PROBLEM DESCRIPTION:
Please list all lines of the material below in which the string "name" occurs.

THE DATA:
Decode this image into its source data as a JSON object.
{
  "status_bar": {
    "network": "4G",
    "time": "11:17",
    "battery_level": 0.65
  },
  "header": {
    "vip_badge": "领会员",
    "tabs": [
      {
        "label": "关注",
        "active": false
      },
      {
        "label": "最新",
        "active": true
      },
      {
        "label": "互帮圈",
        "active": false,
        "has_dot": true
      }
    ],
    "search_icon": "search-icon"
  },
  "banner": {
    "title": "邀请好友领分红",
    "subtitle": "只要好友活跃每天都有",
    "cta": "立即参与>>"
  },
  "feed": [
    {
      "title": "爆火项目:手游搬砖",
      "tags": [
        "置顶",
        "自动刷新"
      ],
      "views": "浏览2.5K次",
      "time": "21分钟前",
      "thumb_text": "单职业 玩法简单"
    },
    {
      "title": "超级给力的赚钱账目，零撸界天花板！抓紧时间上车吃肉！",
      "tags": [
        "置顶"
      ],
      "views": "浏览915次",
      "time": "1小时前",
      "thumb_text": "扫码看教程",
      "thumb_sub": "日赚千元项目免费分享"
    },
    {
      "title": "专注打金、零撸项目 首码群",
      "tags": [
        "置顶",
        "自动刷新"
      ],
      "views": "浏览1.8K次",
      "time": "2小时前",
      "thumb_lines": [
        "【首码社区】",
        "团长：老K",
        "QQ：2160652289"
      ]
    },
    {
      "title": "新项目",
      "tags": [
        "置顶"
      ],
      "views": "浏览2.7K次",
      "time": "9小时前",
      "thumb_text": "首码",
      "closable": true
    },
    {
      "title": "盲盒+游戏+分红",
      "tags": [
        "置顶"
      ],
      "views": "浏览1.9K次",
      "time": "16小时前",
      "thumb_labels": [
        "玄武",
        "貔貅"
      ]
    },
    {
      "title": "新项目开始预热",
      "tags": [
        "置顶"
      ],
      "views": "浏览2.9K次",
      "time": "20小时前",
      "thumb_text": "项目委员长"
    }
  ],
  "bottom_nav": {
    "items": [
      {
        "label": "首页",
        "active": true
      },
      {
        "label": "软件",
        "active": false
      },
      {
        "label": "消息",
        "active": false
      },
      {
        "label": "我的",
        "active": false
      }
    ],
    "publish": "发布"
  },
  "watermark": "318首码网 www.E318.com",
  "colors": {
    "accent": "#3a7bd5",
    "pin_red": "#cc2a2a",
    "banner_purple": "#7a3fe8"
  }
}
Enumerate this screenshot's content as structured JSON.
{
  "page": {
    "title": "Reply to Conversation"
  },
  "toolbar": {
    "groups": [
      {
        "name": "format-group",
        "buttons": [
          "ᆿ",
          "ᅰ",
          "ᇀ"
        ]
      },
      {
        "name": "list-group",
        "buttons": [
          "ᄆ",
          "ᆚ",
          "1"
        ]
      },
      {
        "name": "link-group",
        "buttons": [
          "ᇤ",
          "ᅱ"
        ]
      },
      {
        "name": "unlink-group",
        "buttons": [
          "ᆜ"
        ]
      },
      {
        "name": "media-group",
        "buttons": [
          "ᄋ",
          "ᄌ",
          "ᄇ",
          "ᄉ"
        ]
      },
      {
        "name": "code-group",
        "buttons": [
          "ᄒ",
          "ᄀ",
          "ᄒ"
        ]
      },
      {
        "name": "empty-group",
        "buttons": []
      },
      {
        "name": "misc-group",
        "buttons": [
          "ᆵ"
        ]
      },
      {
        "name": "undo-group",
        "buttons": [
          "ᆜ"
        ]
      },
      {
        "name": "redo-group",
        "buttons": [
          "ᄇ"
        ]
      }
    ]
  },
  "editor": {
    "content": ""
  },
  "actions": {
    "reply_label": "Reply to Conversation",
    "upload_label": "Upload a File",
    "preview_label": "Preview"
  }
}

RESULT:
        "name": "format-group",
        "name": "list-group",
        "name": "link-group",
        "name": "unlink-group",
        "name": "media-group",
        "name": "code-group",
        "name": "empty-group",
        "name": "misc-group",
        "name": "undo-group",
        "name": "redo-group",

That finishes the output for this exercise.